(Stored items)
......

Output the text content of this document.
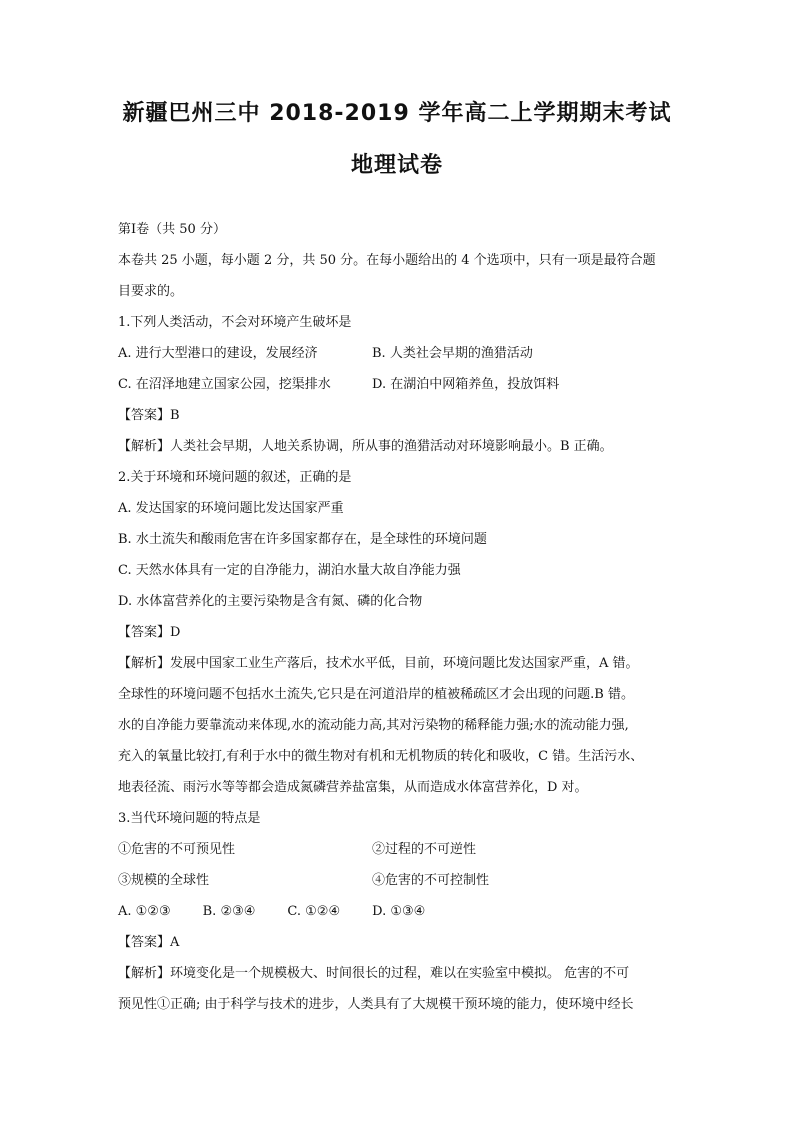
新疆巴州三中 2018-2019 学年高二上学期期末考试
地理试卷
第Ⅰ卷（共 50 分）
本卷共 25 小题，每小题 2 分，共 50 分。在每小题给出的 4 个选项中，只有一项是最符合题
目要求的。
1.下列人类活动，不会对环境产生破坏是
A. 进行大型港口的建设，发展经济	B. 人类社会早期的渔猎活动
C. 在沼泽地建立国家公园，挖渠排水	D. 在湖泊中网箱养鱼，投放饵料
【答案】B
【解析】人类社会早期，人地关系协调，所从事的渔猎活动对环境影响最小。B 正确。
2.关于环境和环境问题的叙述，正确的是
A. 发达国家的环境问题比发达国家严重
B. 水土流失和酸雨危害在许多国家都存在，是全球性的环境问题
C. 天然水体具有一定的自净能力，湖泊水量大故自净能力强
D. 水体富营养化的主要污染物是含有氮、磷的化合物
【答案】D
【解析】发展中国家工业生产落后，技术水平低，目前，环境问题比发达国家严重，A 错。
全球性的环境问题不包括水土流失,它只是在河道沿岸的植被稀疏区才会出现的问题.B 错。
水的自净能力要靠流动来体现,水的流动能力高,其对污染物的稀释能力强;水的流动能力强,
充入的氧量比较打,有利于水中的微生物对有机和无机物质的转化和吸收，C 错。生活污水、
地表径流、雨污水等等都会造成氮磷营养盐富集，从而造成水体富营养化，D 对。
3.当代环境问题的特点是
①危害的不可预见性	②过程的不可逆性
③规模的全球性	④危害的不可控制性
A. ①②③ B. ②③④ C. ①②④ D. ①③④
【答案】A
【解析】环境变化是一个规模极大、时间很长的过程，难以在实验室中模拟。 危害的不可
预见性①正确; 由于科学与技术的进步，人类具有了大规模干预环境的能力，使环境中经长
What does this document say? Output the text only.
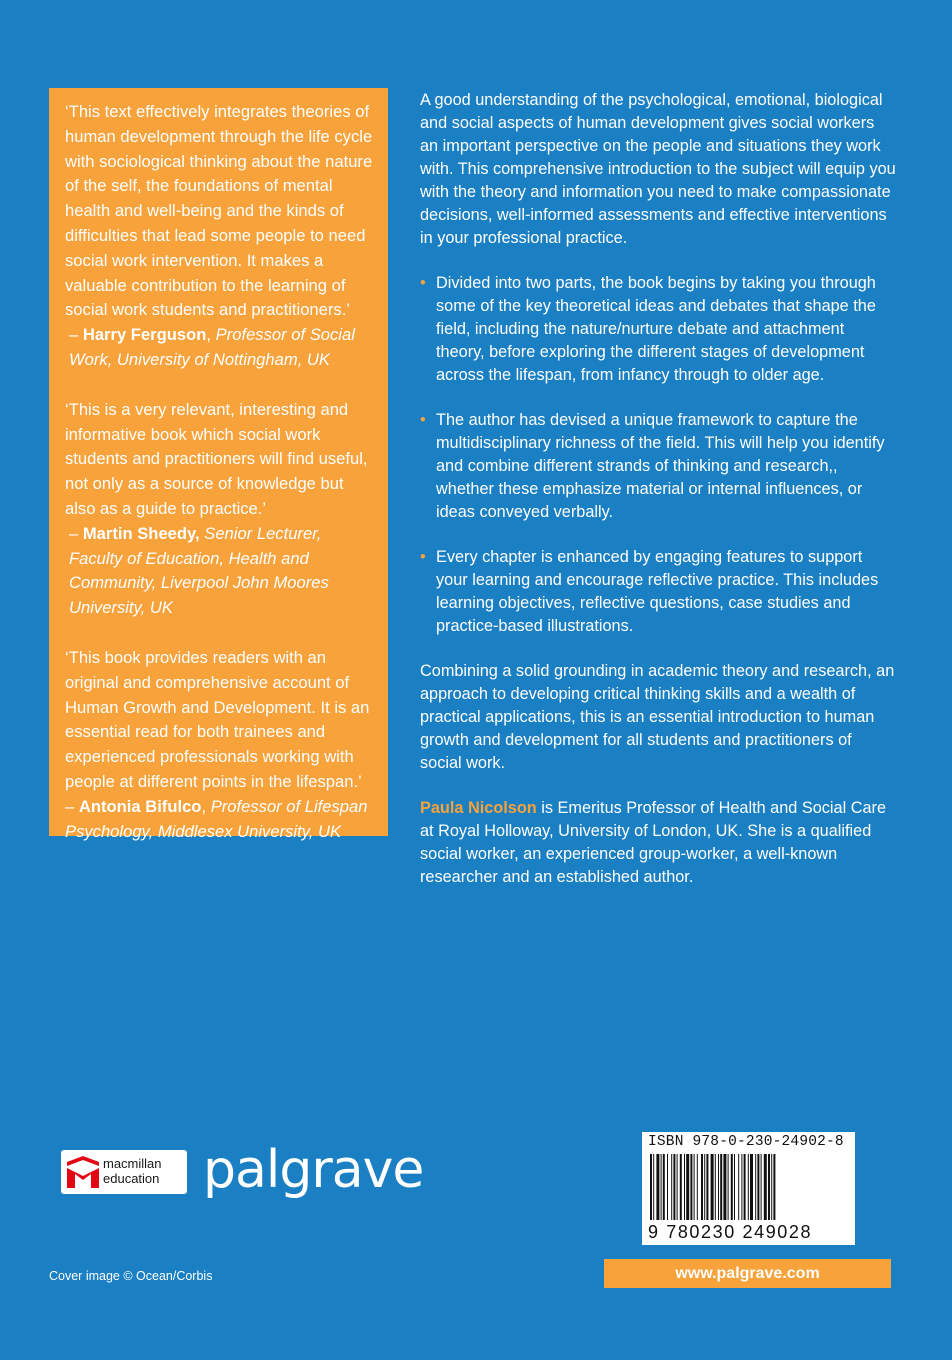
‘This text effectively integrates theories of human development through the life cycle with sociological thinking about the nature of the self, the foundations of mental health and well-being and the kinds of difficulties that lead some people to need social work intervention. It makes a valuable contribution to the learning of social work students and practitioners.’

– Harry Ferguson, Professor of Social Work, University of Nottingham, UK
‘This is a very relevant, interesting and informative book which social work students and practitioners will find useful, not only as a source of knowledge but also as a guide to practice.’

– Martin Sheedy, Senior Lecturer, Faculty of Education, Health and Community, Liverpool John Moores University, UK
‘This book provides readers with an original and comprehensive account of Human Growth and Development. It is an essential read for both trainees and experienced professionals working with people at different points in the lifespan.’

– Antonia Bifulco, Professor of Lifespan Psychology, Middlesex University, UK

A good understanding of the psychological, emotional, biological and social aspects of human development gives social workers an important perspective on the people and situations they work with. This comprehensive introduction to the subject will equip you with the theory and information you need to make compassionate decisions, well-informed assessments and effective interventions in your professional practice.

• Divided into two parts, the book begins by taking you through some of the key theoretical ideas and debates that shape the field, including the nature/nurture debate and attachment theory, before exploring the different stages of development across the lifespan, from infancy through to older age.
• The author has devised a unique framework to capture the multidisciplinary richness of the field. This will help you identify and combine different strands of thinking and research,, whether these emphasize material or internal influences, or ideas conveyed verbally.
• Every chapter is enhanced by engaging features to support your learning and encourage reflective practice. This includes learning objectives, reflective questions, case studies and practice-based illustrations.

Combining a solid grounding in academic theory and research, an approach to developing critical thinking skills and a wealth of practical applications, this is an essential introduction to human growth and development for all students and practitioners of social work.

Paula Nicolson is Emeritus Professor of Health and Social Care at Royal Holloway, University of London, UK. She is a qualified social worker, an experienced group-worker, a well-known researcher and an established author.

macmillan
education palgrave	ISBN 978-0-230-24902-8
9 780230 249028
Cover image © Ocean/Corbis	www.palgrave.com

......

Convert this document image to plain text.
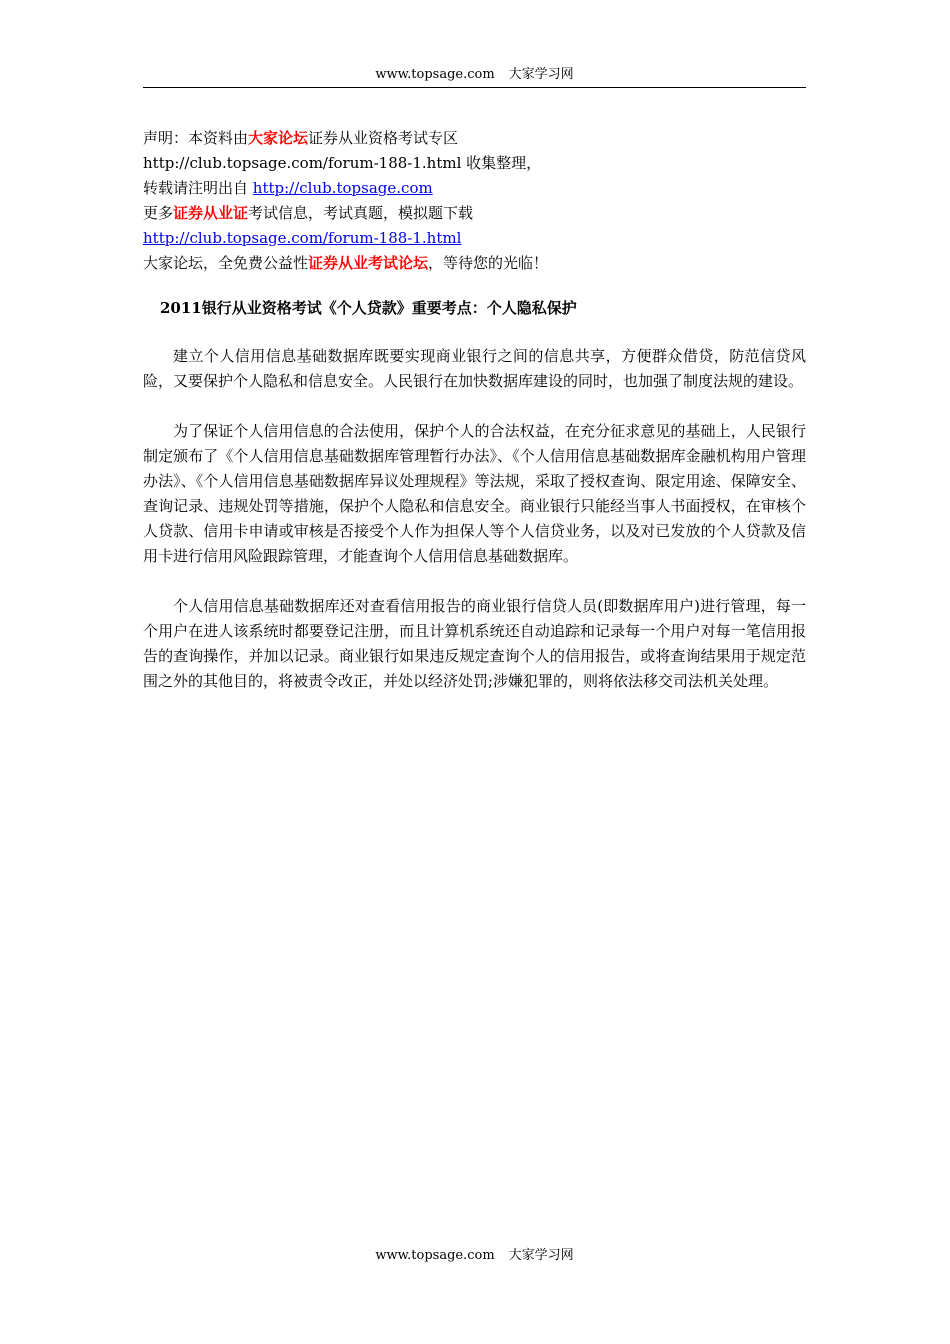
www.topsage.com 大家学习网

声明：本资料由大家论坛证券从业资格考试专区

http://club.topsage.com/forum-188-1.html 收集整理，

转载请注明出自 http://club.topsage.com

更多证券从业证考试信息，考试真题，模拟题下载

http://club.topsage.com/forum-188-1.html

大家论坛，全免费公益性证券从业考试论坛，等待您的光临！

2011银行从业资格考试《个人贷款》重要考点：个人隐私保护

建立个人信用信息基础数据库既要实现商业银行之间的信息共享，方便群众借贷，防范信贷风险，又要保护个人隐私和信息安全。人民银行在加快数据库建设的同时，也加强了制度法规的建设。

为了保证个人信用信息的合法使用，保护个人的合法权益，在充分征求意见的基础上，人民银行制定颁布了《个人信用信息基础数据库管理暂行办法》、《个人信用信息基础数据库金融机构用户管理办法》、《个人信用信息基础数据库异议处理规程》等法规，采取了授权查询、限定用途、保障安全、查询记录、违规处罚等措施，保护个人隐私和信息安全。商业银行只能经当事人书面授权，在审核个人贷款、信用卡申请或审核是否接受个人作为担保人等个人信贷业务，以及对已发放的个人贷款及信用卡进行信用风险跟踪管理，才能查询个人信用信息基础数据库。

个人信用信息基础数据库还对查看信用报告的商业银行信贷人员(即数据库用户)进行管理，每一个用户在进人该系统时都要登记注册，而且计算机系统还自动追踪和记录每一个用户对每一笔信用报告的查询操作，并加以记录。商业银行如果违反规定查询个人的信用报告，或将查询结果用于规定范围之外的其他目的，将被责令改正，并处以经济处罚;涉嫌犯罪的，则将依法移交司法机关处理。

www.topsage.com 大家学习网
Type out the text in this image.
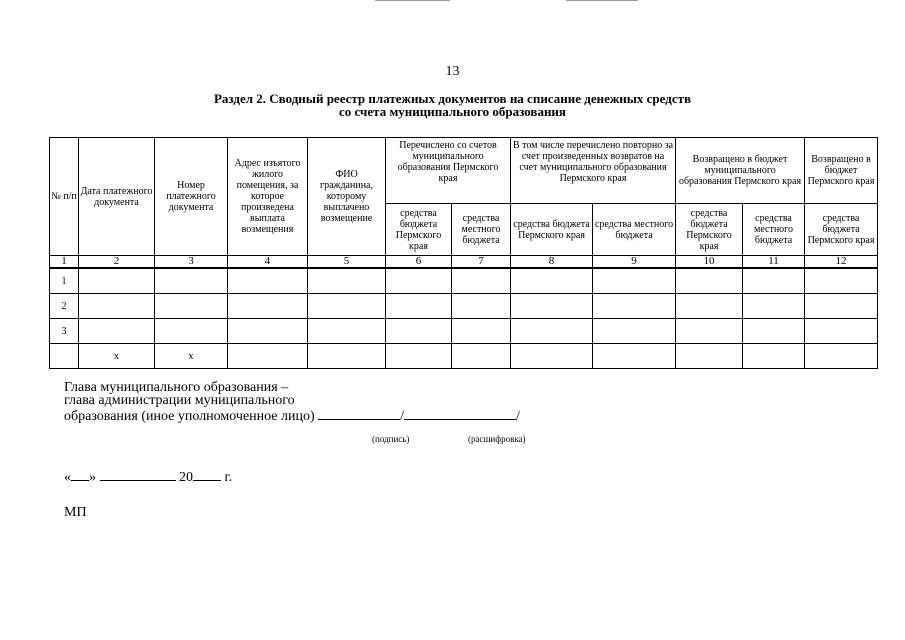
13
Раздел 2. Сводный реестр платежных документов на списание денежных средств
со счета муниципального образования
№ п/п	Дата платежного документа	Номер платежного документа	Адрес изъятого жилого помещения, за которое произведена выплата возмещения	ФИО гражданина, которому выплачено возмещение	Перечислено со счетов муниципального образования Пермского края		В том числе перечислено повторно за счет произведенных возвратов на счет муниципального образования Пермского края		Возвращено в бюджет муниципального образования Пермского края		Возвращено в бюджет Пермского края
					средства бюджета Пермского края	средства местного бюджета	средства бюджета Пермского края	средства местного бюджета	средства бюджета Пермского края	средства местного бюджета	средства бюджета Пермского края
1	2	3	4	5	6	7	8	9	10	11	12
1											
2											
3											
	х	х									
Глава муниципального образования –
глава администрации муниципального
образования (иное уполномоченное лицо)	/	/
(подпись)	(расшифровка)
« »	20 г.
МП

......

§ **What is expected**
Extract every line above that contains the word "html".

§ **Response**
http://club.topsage.com/forum-188-1.html 收集整理，
http://club.topsage.com/forum-188-1.html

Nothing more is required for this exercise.